**Your goal:** Rewrite the material below, replacing "cart" with "trolley" and changing nothing else. Omit the pictures from your answer.

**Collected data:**
+-------+
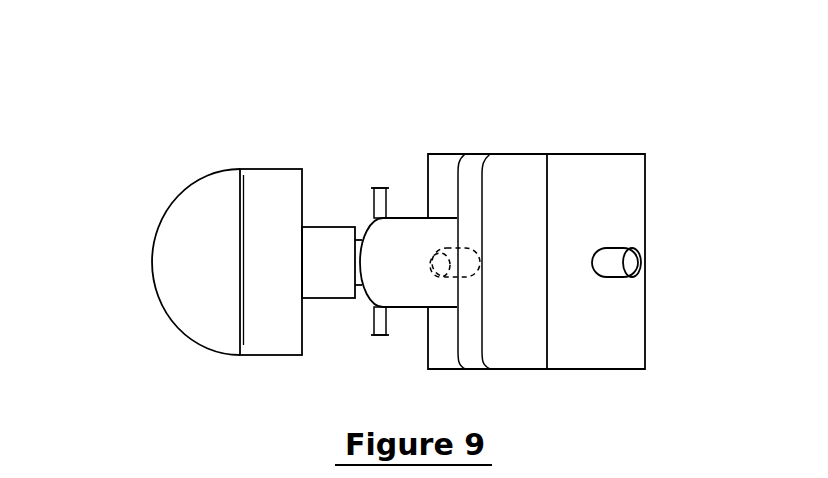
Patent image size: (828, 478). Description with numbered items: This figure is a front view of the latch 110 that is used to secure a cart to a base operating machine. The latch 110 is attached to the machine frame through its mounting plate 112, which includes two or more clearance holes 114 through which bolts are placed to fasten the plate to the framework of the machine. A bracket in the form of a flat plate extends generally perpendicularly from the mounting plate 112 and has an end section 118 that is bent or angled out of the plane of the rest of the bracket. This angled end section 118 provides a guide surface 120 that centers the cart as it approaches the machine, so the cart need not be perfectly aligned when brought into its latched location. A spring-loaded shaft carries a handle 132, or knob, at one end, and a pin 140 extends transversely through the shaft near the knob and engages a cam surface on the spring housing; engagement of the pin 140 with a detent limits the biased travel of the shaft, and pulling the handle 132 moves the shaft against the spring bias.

The latch 110 is at (671, 110).
The mounting plate 112 is at (593, 200).
The clearance holes 114 is at (640, 277).
The end section 118 is at (468, 178).
The guide surface 120 is at (510, 310).
The handle 132 is at (153, 260).
The pin 140 is at (380, 188).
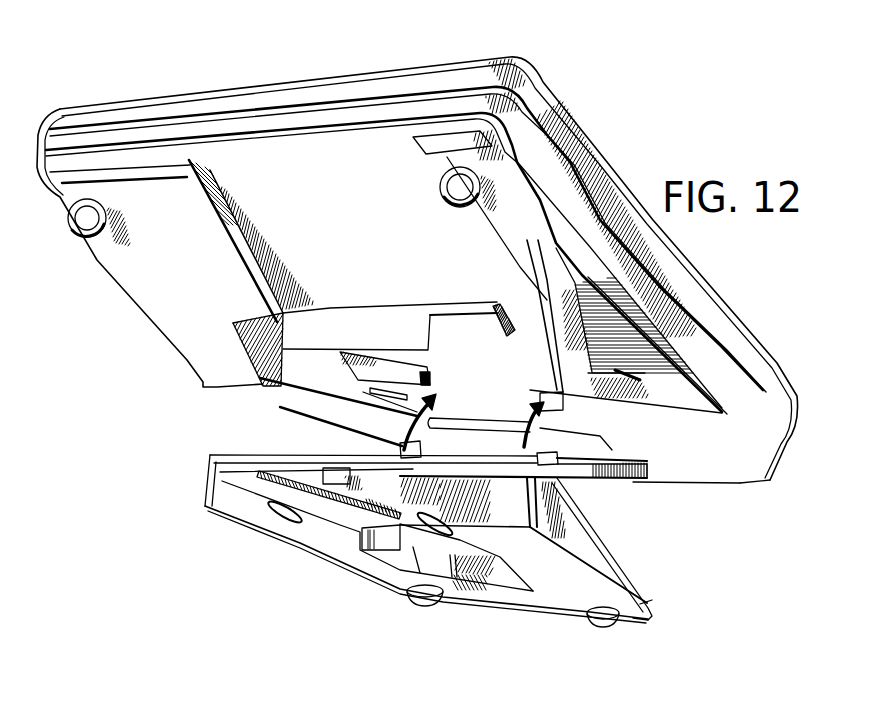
+-------+
**The completed task:**
Patent image size: (828, 478). Description with numbered items: This figure is a front view of the latch 110 that is used to secure a trolley to a base operating machine. The latch 110 is attached to the machine frame through its mounting plate 112, which includes two or more clearance holes 114 through which bolts are placed to fasten the plate to the framework of the machine. A bracket in the form of a flat plate extends generally perpendicularly from the mounting plate 112 and has an end section 118 that is bent or angled out of the plane of the rest of the bracket. This angled end section 118 provides a guide surface 120 that centers the trolley as it approaches the machine, so the trolley need not be perfectly aligned when brought into its latched location. A spring-loaded shaft carries a handle 132, or knob, at one end, and a pin 140 extends transversely through the shaft near the knob and engages a cam surface on the spring housing; engagement of the pin 140 with a detent limits the biased travel of the shaft, and pulling the handle 132 moves the shaft against the spring bias.

The latch 110 is at (671, 110).
The mounting plate 112 is at (593, 200).
The clearance holes 114 is at (640, 277).
The end section 118 is at (468, 178).
The guide surface 120 is at (510, 310).
The handle 132 is at (153, 260).
The pin 140 is at (380, 188).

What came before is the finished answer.